Task to carry out:
Collect all the lines that mention the word "legend".
+++ Given records +++
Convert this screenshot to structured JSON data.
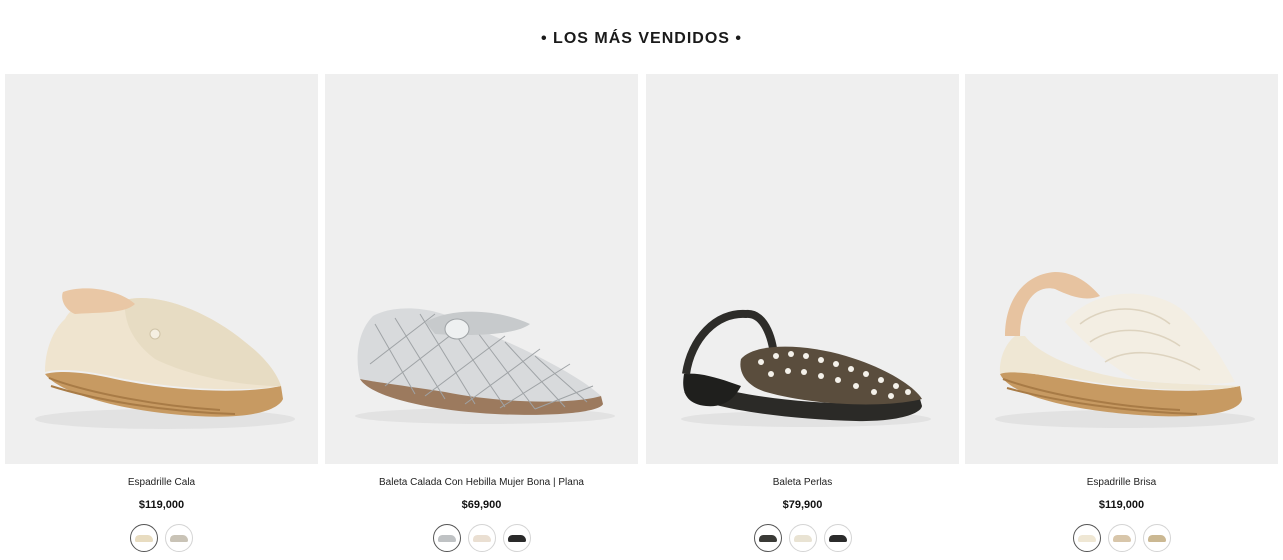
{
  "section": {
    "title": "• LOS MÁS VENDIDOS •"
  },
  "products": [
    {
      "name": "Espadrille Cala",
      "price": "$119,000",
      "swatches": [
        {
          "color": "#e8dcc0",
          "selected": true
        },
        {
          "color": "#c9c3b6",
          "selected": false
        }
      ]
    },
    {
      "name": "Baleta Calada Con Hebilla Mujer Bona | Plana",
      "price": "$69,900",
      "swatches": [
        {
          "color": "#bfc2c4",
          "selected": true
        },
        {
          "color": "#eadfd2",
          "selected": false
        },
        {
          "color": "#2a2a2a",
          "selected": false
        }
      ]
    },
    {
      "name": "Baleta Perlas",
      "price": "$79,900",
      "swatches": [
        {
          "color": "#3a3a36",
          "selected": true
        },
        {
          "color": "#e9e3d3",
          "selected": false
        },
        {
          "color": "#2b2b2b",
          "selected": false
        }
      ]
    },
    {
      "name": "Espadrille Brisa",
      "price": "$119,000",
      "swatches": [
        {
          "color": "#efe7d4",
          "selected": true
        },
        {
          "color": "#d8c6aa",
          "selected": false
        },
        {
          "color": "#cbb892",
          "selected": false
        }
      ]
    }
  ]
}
+++
+++ Given records +++
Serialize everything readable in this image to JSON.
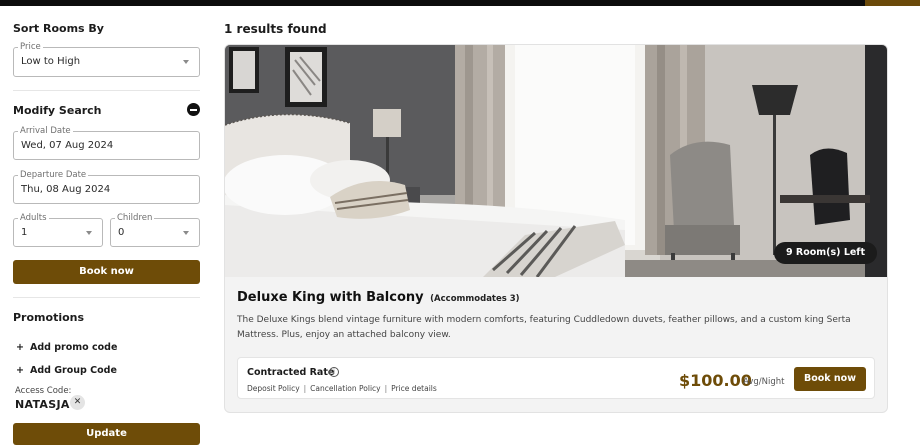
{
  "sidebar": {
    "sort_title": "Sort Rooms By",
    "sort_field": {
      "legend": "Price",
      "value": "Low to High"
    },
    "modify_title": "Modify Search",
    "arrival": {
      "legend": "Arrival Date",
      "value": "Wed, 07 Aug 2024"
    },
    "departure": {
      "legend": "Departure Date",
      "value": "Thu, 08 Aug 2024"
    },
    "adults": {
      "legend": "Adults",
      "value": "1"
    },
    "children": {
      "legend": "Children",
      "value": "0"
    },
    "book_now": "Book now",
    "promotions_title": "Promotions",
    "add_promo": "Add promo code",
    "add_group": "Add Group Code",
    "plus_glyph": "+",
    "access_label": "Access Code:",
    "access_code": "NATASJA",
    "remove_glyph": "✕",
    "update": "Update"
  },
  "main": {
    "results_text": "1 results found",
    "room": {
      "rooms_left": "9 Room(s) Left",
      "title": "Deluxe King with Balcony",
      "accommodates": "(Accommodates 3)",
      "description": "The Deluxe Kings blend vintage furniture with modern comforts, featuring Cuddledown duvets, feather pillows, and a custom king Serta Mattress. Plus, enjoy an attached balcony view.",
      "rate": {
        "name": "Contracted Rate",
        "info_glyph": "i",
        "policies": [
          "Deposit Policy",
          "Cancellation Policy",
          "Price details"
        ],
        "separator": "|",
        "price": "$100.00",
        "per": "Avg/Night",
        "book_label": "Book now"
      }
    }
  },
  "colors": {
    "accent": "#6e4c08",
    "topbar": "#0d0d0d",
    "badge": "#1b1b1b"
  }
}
+++
The completed task:
      "legend": "Price",
      "legend": "Arrival Date",
      "legend": "Departure Date",
      "legend": "Adults",
      "legend": "Children",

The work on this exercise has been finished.